> _Exercise_: Here are some records. Copy each one exactly.

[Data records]
☆ ☆ ☆ ☆ ☆ ☆ ☆
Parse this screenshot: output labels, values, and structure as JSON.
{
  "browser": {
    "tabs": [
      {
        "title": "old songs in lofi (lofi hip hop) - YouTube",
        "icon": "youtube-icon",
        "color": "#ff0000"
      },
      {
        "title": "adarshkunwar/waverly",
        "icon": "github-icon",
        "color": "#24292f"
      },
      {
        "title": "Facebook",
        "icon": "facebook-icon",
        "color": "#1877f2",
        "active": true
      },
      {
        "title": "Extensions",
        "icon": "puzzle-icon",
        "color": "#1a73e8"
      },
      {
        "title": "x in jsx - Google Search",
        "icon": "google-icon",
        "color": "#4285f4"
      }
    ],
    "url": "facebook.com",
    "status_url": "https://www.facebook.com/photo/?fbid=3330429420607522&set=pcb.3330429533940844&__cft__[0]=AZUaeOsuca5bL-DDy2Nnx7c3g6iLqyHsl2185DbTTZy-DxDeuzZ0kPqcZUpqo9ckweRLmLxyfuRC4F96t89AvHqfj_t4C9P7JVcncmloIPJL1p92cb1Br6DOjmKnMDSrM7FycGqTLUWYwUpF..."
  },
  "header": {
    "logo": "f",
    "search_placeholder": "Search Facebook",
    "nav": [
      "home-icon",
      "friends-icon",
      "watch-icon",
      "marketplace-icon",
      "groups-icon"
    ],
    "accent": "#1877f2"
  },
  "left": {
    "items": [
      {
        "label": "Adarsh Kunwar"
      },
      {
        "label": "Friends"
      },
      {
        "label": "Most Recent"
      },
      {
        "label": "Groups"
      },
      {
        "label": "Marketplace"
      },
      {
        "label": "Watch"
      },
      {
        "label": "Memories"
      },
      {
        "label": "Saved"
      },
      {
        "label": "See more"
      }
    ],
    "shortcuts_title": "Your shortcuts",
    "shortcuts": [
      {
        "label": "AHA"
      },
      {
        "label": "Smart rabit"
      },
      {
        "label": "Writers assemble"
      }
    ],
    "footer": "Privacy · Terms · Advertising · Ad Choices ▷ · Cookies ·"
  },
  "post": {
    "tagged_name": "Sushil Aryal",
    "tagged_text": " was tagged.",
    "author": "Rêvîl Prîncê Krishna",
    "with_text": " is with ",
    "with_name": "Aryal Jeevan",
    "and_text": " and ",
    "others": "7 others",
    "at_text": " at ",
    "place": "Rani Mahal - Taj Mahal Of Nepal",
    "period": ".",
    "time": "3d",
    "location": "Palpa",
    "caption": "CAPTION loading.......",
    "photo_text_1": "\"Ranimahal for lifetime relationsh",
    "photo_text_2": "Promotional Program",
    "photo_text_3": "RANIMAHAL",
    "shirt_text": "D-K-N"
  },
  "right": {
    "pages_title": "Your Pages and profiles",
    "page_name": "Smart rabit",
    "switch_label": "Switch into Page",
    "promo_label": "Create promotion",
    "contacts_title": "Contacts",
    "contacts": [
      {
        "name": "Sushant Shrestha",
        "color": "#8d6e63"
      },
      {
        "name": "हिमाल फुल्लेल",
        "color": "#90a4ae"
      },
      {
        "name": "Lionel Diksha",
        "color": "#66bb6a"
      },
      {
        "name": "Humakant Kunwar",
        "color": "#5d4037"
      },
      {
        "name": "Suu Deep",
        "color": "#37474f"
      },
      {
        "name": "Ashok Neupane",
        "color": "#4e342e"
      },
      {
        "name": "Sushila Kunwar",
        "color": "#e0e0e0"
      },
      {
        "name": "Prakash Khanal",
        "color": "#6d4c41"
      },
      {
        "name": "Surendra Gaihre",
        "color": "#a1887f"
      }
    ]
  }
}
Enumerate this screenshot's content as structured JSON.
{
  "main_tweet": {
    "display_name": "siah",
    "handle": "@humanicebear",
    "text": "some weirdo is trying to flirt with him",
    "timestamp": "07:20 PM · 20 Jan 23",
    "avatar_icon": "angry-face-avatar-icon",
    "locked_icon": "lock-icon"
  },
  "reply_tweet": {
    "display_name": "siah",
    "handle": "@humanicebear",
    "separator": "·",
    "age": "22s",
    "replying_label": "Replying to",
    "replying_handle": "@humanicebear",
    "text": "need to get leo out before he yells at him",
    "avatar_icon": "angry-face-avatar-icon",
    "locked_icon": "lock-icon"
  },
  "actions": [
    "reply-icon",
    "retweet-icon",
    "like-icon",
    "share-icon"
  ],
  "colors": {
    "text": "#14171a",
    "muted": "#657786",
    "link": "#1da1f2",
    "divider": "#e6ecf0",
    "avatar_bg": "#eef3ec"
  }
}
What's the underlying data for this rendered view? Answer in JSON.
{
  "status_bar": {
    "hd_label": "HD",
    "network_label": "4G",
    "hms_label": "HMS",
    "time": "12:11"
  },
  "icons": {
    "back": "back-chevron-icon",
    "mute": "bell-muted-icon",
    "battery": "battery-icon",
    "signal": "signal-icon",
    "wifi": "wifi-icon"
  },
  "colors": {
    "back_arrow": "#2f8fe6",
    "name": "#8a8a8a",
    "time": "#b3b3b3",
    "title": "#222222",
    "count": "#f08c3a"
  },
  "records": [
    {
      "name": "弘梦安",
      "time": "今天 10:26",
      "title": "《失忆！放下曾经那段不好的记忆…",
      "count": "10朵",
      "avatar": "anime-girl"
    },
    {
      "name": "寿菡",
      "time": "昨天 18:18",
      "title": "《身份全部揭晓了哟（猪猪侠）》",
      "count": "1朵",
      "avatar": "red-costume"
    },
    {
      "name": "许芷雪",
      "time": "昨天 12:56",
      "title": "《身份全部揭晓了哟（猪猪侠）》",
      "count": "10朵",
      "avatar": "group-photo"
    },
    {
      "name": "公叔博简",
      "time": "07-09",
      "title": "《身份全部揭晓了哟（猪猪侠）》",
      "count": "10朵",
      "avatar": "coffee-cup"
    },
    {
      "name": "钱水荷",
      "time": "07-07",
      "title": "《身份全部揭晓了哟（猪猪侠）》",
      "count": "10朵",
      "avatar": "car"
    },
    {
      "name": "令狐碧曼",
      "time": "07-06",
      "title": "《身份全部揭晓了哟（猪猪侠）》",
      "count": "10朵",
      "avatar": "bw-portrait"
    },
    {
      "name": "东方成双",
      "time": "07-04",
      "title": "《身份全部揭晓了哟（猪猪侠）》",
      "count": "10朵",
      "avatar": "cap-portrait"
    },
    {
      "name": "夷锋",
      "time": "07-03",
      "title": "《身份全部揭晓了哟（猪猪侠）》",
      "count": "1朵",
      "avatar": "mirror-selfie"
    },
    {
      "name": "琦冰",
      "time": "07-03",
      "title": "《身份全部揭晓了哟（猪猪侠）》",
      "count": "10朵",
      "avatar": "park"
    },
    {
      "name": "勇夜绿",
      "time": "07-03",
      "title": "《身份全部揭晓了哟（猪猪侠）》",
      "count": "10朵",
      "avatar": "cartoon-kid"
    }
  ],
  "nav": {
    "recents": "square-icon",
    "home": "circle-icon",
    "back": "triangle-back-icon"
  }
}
☆ ☆ ☆ ☆ ☆ ☆ ☆
> _Full answer_:
Parse this screenshot: output labels, values, and structure as JSON.
{
  "browser": {
    "tabs": [
      {
        "title": "old songs in lofi (lofi hip hop) - YouTube",
        "icon": "youtube-icon",
        "color": "#ff0000"
      },
      {
        "title": "adarshkunwar/waverly",
        "icon": "github-icon",
        "color": "#24292f"
      },
      {
        "title": "Facebook",
        "icon": "facebook-icon",
        "color": "#1877f2",
        "active": true
      },
      {
        "title": "Extensions",
        "icon": "puzzle-icon",
        "color": "#1a73e8"
      },
      {
        "title": "x in jsx - Google Search",
        "icon": "google-icon",
        "color": "#4285f4"
      }
    ],
    "url": "facebook.com",
    "status_url": "https://www.facebook.com/photo/?fbid=3330429420607522&set=pcb.3330429533940844&__cft__[0]=AZUaeOsuca5bL-DDy2Nnx7c3g6iLqyHsl2185DbTTZy-DxDeuzZ0kPqcZUpqo9ckweRLmLxyfuRC4F96t89AvHqfj_t4C9P7JVcncmloIPJL1p92cb1Br6DOjmKnMDSrM7FycGqTLUWYwUpF..."
  },
  "header": {
    "logo": "f",
    "search_placeholder": "Search Facebook",
    "nav": [
      "home-icon",
      "friends-icon",
      "watch-icon",
      "marketplace-icon",
      "groups-icon"
    ],
    "accent": "#1877f2"
  },
  "left": {
    "items": [
      {
        "label": "Adarsh Kunwar"
      },
      {
        "label": "Friends"
      },
      {
        "label": "Most Recent"
      },
      {
        "label": "Groups"
      },
      {
        "label": "Marketplace"
      },
      {
        "label": "Watch"
      },
      {
        "label": "Memories"
      },
      {
        "label": "Saved"
      },
      {
        "label": "See more"
      }
    ],
    "shortcuts_title": "Your shortcuts",
    "shortcuts": [
      {
        "label": "AHA"
      },
      {
        "label": "Smart rabit"
      },
      {
        "label": "Writers assemble"
      }
    ],
    "footer": "Privacy · Terms · Advertising · Ad Choices ▷ · Cookies ·"
  },
  "post": {
    "tagged_name": "Sushil Aryal",
    "tagged_text": " was tagged.",
    "author": "Rêvîl Prîncê Krishna",
    "with_text": " is with ",
    "with_name": "Aryal Jeevan",
    "and_text": " and ",
    "others": "7 others",
    "at_text": " at ",
    "place": "Rani Mahal - Taj Mahal Of Nepal",
    "period": ".",
    "time": "3d",
    "location": "Palpa",
    "caption": "CAPTION loading.......",
    "photo_text_1": "\"Ranimahal for lifetime relationsh",
    "photo_text_2": "Promotional Program",
    "photo_text_3": "RANIMAHAL",
    "shirt_text": "D-K-N"
  },
  "right": {
    "pages_title": "Your Pages and profiles",
    "page_name": "Smart rabit",
    "switch_label": "Switch into Page",
    "promo_label": "Create promotion",
    "contacts_title": "Contacts",
    "contacts": [
      {
        "name": "Sushant Shrestha",
        "color": "#8d6e63"
      },
      {
        "name": "हिमाल फुल्लेल",
        "color": "#90a4ae"
      },
      {
        "name": "Lionel Diksha",
        "color": "#66bb6a"
      },
      {
        "name": "Humakant Kunwar",
        "color": "#5d4037"
      },
      {
        "name": "Suu Deep",
        "color": "#37474f"
      },
      {
        "name": "Ashok Neupane",
        "color": "#4e342e"
      },
      {
        "name": "Sushila Kunwar",
        "color": "#e0e0e0"
      },
      {
        "name": "Prakash Khanal",
        "color": "#6d4c41"
      },
      {
        "name": "Surendra Gaihre",
        "color": "#a1887f"
      }
    ]
  }
}
Enumerate this screenshot's content as structured JSON.
{
  "main_tweet": {
    "display_name": "siah",
    "handle": "@humanicebear",
    "text": "some weirdo is trying to flirt with him",
    "timestamp": "07:20 PM · 20 Jan 23",
    "avatar_icon": "angry-face-avatar-icon",
    "locked_icon": "lock-icon"
  },
  "reply_tweet": {
    "display_name": "siah",
    "handle": "@humanicebear",
    "separator": "·",
    "age": "22s",
    "replying_label": "Replying to",
    "replying_handle": "@humanicebear",
    "text": "need to get leo out before he yells at him",
    "avatar_icon": "angry-face-avatar-icon",
    "locked_icon": "lock-icon"
  },
  "actions": [
    "reply-icon",
    "retweet-icon",
    "like-icon",
    "share-icon"
  ],
  "colors": {
    "text": "#14171a",
    "muted": "#657786",
    "link": "#1da1f2",
    "divider": "#e6ecf0",
    "avatar_bg": "#eef3ec"
  }
}
What's the underlying data for this rendered view? Answer in JSON.
{
  "status_bar": {
    "hd_label": "HD",
    "network_label": "4G",
    "hms_label": "HMS",
    "time": "12:11"
  },
  "icons": {
    "back": "back-chevron-icon",
    "mute": "bell-muted-icon",
    "battery": "battery-icon",
    "signal": "signal-icon",
    "wifi": "wifi-icon"
  },
  "colors": {
    "back_arrow": "#2f8fe6",
    "name": "#8a8a8a",
    "time": "#b3b3b3",
    "title": "#222222",
    "count": "#f08c3a"
  },
  "records": [
    {
      "name": "弘梦安",
      "time": "今天 10:26",
      "title": "《失忆！放下曾经那段不好的记忆…",
      "count": "10朵",
      "avatar": "anime-girl"
    },
    {
      "name": "寿菡",
      "time": "昨天 18:18",
      "title": "《身份全部揭晓了哟（猪猪侠）》",
      "count": "1朵",
      "avatar": "red-costume"
    },
    {
      "name": "许芷雪",
      "time": "昨天 12:56",
      "title": "《身份全部揭晓了哟（猪猪侠）》",
      "count": "10朵",
      "avatar": "group-photo"
    },
    {
      "name": "公叔博简",
      "time": "07-09",
      "title": "《身份全部揭晓了哟（猪猪侠）》",
      "count": "10朵",
      "avatar": "coffee-cup"
    },
    {
      "name": "钱水荷",
      "time": "07-07",
      "title": "《身份全部揭晓了哟（猪猪侠）》",
      "count": "10朵",
      "avatar": "car"
    },
    {
      "name": "令狐碧曼",
      "time": "07-06",
      "title": "《身份全部揭晓了哟（猪猪侠）》",
      "count": "10朵",
      "avatar": "bw-portrait"
    },
    {
      "name": "东方成双",
      "time": "07-04",
      "title": "《身份全部揭晓了哟（猪猪侠）》",
      "count": "10朵",
      "avatar": "cap-portrait"
    },
    {
      "name": "夷锋",
      "time": "07-03",
      "title": "《身份全部揭晓了哟（猪猪侠）》",
      "count": "1朵",
      "avatar": "mirror-selfie"
    },
    {
      "name": "琦冰",
      "time": "07-03",
      "title": "《身份全部揭晓了哟（猪猪侠）》",
      "count": "10朵",
      "avatar": "park"
    },
    {
      "name": "勇夜绿",
      "time": "07-03",
      "title": "《身份全部揭晓了哟（猪猪侠）》",
      "count": "10朵",
      "avatar": "cartoon-kid"
    }
  ],
  "nav": {
    "recents": "square-icon",
    "home": "circle-icon",
    "back": "triangle-back-icon"
  }
}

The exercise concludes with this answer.